Directive:
Copy out the review of Bartók violin concerto recordings below, word for word and in full.

There was a time when there was a dearth of digital
recordings of the Bartók Violin Concerto, the one designated
as No. 2, that is. It seemed like every other day a new recording of
the Berg Concerto appeared, but never the Bartók. Now, if anything,
the tables have been turned. In the past two years alone, we have seen
new recordings of the Concerto No. 2 by Barnabás Kelemen,
James
Ehnes and
Patricia
Kopatchinskaja, all of which have been praised to the skies. I myself
gave an enthusiastic welcome to the last of these on this website. Kelemen
and Ehnes also recorded the Concerto No. 1, Ehnes’ on the same
disc as his No. 2. I have not heard either of these recordings, but
I have heard a good many earlier ones.
The disc under review is a reissue, originally on Berlin Classics, at
budget price of a highly regarded account along with the much slighter
Violin Concerto No. 1. When I reviewed the Kopatchinskaja disc, I was
blown away by her exciting performance and warned the listener that
hers might not be the first version to have, that something a little
less volatile might be preferable. Chung/Rattle was the alternative
I mentioned, but had I heard Zehetmair/Fischer I would have placed it
even above the Chung. There is something very natural about their collaboration,
with Fischer and the Budapest orchestra accompanying idiomatically.

Data lines:
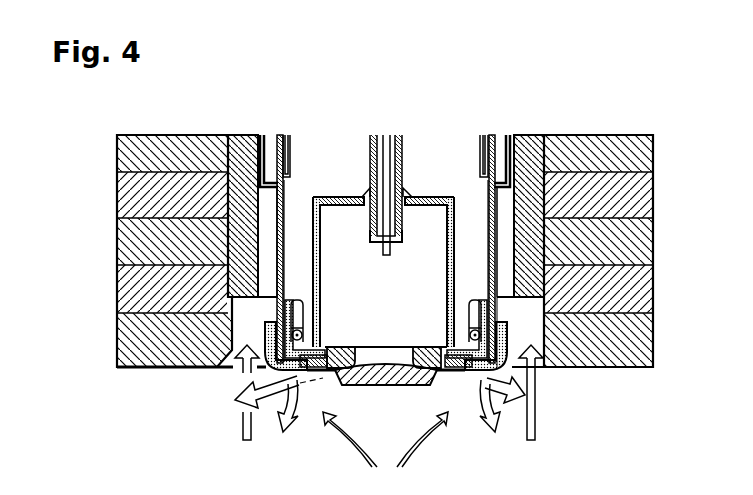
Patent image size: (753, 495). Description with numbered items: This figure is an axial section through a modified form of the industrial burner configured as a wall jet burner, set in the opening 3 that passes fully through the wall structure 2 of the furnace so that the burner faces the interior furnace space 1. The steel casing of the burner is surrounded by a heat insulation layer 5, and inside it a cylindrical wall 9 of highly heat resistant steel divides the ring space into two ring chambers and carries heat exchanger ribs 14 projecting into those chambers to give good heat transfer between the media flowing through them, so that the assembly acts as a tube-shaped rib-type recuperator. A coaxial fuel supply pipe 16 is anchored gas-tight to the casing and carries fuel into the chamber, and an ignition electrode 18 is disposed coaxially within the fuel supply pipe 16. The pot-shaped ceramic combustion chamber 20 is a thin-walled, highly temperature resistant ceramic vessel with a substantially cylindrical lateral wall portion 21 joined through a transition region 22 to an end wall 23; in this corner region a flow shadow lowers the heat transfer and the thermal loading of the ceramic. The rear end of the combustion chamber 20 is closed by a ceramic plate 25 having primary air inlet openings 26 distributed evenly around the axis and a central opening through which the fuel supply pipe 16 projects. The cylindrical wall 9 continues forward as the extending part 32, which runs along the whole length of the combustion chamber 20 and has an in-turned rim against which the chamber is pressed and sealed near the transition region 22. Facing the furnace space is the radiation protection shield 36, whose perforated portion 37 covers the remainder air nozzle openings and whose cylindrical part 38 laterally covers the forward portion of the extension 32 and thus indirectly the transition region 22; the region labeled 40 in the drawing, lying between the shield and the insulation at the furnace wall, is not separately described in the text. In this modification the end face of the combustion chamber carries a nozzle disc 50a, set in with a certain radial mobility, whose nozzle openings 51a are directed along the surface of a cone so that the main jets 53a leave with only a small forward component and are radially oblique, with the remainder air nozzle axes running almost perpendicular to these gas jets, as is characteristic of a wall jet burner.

The output:
There was a time when there was a dearth of digital
recordings of the Bartók Violin Concerto, the one designated
as No. 2, that is. It seemed like every other day a new recording of
the Berg Concerto appeared, but never the Bartók. Now, if anything,
the tables have been turned. In the past two years alone, we have seen
new recordings of the Concerto No. 2 by Barnabás Kelemen,
James
Ehnes and
Patricia
Kopatchinskaja, all of which have been praised to the skies. I myself
gave an enthusiastic welcome to the last of these on this website. Kelemen
and Ehnes also recorded the Concerto No. 1, Ehnes’ on the same
disc as his No. 2. I have not heard either of these recordings, but
I have heard a good many earlier ones.
The disc under review is a reissue, originally on Berlin Classics, at
budget price of a highly regarded account along with the much slighter
Violin Concerto No. 1. When I reviewed the Kopatchinskaja disc, I was
blown away by her exciting performance and warned the listener that
hers might not be the first version to have, that something a little
less volatile might be preferable. Chung/Rattle was the alternative
I mentioned, but had I heard Zehetmair/Fischer I would have placed it
even above the Chung. There is something very natural about their collaboration,
with Fischer and the Budapest orchestra accompanying idiomatically.